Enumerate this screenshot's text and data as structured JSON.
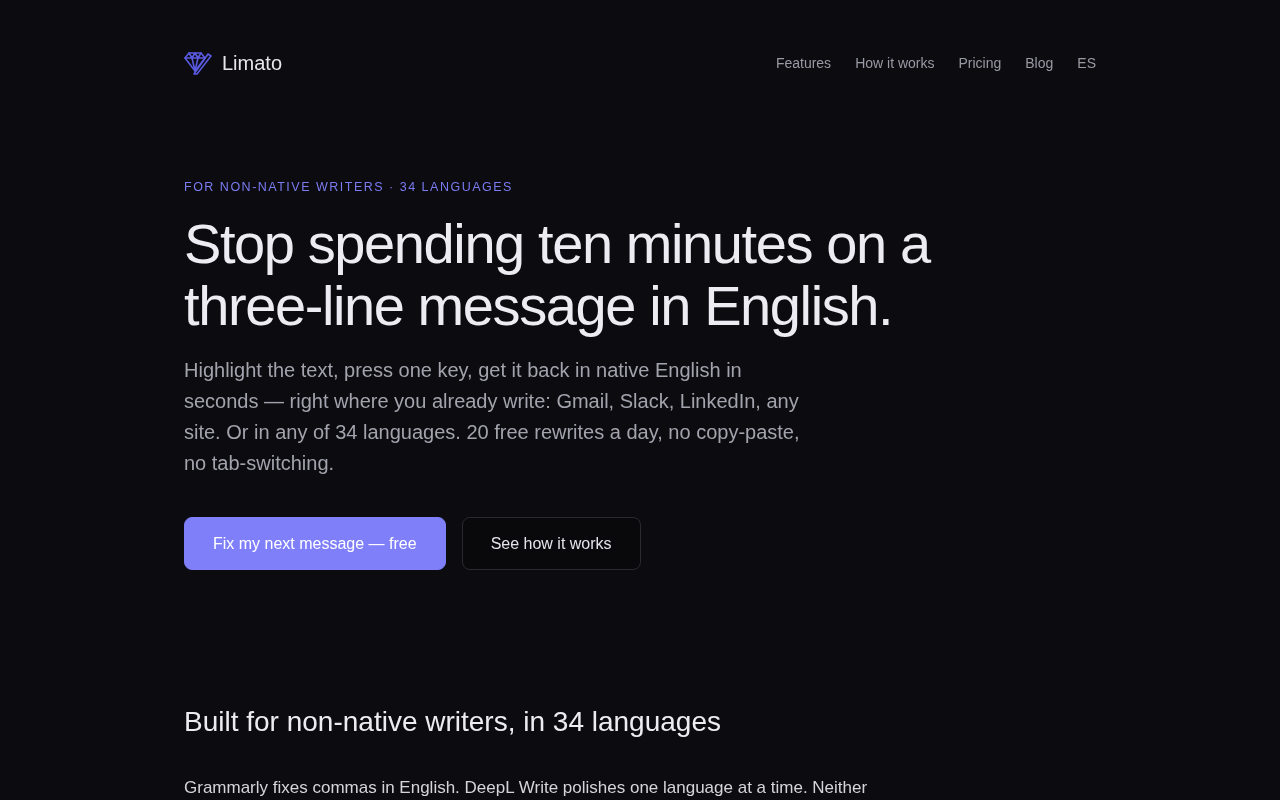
{
  "header": {
    "brand": "Limato",
    "nav": [
      {
        "label": "Features"
      },
      {
        "label": "How it works"
      },
      {
        "label": "Pricing"
      },
      {
        "label": "Blog"
      },
      {
        "label": "ES"
      }
    ]
  },
  "hero": {
    "eyebrow": "FOR NON-NATIVE WRITERS · 34 LANGUAGES",
    "title": "Stop spending ten minutes on a three-line message in English.",
    "lead": "Highlight the text, press one key, get it back in native English in seconds — right where you already write: Gmail, Slack, LinkedIn, any site. Or in any of 34 languages. 20 free rewrites a day, no copy-paste, no tab-switching.",
    "buttons": [
      {
        "label": "Fix my next message — free",
        "kind": "primary"
      },
      {
        "label": "See how it works",
        "kind": "secondary"
      }
    ]
  },
  "section": {
    "heading": "Built for non-native writers, in 34 languages",
    "body": "Grammarly fixes commas in English. DeepL Write polishes one language at a time. Neither"
  }
}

##############################

-- TASK TO CARRY OUT --
Pictures are to be left out; all else in the entries above is to be quoted exactly.

-- TASK RESULT --
Enumerate this screenshot's text and data as structured JSON.
{
  "header": {
    "brand": "Limato",
    "nav": [
      {
        "label": "Features"
      },
      {
        "label": "How it works"
      },
      {
        "label": "Pricing"
      },
      {
        "label": "Blog"
      },
      {
        "label": "ES"
      }
    ]
  },
  "hero": {
    "eyebrow": "FOR NON-NATIVE WRITERS · 34 LANGUAGES",
    "title": "Stop spending ten minutes on a three-line message in English.",
    "lead": "Highlight the text, press one key, get it back in native English in seconds — right where you already write: Gmail, Slack, LinkedIn, any site. Or in any of 34 languages. 20 free rewrites a day, no copy-paste, no tab-switching.",
    "buttons": [
      {
        "label": "Fix my next message — free",
        "kind": "primary"
      },
      {
        "label": "See how it works",
        "kind": "secondary"
      }
    ]
  },
  "section": {
    "heading": "Built for non-native writers, in 34 languages",
    "body": "Grammarly fixes commas in English. DeepL Write polishes one language at a time. Neither"
  }
}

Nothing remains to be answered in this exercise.